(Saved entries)
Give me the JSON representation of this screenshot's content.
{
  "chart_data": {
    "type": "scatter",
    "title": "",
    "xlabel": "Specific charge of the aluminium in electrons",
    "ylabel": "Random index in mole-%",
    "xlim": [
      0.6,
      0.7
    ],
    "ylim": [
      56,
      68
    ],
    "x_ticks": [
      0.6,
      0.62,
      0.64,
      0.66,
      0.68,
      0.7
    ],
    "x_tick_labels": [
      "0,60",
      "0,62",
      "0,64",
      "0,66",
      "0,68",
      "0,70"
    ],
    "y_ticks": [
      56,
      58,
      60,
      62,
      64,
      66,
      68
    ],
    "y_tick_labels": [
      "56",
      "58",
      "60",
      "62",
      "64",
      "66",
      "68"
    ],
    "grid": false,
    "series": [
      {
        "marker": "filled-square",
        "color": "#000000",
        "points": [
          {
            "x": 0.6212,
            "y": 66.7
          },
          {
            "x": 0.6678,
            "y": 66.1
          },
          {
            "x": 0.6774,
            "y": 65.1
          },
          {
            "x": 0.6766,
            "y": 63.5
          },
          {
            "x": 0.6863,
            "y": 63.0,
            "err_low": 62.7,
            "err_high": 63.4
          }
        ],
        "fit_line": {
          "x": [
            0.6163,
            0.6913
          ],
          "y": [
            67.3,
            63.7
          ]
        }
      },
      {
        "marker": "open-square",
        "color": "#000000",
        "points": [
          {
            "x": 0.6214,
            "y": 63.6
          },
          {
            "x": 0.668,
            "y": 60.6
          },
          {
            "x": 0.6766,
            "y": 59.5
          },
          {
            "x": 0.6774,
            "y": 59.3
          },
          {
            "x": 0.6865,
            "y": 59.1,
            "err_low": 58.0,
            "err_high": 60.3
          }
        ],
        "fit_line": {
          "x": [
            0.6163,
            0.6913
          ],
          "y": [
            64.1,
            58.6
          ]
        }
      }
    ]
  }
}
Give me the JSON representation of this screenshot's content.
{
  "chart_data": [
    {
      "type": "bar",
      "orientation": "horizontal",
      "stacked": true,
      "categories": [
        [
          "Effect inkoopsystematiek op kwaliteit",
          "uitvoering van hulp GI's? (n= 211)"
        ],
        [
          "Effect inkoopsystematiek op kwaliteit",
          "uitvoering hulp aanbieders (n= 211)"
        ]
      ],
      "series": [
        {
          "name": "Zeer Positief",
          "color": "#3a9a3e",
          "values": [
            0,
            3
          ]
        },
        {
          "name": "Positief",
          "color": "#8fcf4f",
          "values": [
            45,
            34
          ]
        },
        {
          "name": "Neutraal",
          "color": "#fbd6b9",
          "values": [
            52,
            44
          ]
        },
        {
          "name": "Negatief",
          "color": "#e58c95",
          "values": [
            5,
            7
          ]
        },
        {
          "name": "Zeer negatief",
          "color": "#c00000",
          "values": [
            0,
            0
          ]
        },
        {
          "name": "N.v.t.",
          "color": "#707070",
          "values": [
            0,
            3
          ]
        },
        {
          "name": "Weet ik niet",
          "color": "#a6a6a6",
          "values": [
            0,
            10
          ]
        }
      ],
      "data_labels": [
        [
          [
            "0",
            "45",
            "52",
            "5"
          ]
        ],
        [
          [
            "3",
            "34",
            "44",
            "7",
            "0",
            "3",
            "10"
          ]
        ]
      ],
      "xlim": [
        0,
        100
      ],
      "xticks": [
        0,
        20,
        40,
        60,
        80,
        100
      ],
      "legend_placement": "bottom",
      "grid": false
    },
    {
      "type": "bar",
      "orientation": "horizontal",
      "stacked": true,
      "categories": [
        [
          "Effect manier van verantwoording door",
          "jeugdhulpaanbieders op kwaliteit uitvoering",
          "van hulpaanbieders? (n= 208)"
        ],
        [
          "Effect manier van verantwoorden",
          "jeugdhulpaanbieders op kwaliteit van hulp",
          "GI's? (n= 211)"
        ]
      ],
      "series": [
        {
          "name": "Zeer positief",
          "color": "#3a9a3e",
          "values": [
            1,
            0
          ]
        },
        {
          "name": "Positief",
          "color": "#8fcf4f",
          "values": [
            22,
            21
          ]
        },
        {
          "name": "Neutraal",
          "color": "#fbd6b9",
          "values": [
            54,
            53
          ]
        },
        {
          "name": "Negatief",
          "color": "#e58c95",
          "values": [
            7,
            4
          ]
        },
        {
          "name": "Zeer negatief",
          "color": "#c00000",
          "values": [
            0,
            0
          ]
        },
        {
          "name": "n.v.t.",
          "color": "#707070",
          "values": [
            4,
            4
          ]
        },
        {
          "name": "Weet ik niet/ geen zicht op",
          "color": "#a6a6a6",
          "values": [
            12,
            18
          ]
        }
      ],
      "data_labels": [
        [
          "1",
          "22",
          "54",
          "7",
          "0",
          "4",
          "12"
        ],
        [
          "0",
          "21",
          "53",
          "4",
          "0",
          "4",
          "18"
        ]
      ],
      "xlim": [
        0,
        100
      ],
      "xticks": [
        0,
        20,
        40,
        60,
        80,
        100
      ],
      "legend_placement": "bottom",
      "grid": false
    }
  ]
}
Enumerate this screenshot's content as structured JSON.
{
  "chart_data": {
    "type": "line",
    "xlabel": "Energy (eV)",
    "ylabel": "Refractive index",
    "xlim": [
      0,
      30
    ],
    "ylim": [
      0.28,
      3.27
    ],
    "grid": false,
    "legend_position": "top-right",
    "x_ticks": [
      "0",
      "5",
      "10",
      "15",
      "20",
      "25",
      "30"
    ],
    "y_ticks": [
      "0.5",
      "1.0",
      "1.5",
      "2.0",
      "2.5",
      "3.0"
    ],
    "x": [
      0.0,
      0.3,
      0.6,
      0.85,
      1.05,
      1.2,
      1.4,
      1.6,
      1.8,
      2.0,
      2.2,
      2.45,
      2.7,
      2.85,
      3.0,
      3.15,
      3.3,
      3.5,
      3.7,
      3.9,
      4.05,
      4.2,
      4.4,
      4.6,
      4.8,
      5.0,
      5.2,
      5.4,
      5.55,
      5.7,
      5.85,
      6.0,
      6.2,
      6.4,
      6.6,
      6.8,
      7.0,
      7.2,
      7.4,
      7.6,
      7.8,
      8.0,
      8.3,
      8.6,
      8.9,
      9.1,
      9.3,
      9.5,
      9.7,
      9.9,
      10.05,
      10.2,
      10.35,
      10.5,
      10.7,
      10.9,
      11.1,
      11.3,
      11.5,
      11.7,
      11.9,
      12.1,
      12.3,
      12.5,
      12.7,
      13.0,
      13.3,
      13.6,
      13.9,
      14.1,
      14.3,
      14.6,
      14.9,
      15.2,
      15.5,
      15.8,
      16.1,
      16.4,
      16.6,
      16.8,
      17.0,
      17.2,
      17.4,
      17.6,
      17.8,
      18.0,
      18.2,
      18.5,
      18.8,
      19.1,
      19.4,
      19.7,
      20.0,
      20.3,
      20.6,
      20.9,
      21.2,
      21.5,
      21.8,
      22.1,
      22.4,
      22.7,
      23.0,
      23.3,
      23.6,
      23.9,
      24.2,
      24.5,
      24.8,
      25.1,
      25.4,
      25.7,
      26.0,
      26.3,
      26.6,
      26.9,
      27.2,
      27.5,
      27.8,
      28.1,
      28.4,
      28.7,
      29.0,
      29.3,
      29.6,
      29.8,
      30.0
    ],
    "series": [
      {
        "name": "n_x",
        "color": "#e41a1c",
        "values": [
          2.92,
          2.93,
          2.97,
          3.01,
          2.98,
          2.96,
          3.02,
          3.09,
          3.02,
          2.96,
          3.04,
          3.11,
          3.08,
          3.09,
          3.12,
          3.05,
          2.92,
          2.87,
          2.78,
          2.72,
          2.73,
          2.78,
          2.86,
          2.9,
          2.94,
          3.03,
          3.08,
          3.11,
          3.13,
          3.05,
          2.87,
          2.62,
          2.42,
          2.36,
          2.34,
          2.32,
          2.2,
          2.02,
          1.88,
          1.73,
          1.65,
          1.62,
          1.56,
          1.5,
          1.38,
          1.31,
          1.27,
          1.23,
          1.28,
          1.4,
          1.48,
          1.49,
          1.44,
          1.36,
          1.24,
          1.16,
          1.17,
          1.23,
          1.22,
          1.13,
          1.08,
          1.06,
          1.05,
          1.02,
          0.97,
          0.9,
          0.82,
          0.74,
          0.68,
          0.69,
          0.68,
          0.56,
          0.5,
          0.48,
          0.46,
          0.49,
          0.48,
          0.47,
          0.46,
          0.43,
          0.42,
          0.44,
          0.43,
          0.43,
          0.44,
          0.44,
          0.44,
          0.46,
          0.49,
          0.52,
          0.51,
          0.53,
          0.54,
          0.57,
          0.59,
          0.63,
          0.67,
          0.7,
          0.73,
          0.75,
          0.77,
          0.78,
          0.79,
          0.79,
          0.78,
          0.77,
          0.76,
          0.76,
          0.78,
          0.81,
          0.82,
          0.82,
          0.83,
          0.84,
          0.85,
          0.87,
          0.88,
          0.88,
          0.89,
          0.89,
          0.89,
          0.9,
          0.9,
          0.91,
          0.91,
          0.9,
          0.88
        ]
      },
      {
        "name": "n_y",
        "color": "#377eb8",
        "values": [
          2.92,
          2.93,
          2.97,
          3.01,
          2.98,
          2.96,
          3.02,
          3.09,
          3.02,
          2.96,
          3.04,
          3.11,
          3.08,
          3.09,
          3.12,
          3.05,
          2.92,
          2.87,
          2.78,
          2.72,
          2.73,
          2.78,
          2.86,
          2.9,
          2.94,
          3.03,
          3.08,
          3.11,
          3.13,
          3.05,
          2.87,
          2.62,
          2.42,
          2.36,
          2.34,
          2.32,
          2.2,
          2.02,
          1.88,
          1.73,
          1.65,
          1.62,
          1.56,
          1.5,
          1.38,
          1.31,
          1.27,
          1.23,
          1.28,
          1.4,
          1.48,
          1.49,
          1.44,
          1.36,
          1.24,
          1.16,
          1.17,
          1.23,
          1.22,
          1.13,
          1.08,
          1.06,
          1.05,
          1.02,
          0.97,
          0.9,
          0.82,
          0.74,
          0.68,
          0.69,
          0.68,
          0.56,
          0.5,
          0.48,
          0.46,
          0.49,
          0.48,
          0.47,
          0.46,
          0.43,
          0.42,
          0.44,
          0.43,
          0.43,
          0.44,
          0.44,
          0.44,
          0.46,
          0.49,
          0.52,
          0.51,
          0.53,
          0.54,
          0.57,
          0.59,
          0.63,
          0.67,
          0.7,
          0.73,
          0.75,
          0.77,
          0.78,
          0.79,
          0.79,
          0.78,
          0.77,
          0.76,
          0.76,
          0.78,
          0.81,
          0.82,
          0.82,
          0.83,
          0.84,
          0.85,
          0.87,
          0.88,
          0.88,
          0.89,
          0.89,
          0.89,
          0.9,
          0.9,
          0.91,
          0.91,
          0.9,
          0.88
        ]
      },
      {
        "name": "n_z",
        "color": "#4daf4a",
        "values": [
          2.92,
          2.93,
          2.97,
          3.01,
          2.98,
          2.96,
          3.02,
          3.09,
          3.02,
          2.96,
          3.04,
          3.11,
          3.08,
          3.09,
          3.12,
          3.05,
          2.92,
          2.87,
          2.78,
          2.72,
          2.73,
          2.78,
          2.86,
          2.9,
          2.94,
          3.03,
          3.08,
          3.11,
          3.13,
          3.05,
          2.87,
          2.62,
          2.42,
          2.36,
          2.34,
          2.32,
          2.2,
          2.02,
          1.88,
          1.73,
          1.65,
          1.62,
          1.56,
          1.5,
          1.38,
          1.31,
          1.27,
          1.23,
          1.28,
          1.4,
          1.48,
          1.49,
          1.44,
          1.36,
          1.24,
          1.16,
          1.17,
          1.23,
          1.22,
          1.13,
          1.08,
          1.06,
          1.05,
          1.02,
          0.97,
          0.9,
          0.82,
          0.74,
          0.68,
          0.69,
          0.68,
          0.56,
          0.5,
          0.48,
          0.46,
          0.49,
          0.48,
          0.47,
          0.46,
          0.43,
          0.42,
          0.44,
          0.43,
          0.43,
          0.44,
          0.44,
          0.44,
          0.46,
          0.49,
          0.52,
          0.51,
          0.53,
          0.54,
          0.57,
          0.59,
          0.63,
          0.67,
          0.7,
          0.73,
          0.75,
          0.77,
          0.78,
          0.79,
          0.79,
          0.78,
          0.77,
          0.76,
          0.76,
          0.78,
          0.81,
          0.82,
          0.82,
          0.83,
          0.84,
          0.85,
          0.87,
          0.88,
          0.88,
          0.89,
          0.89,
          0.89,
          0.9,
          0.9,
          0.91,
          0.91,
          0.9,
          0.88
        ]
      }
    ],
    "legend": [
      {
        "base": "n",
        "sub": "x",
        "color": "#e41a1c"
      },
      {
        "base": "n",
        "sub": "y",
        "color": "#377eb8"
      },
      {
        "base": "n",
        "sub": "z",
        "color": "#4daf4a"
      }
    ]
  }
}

= GIVEN TASK =
Count how many lines in the data above hold the string "manier", and give the number with no other words.

= SOLUTION TO THE PROBLEM =
2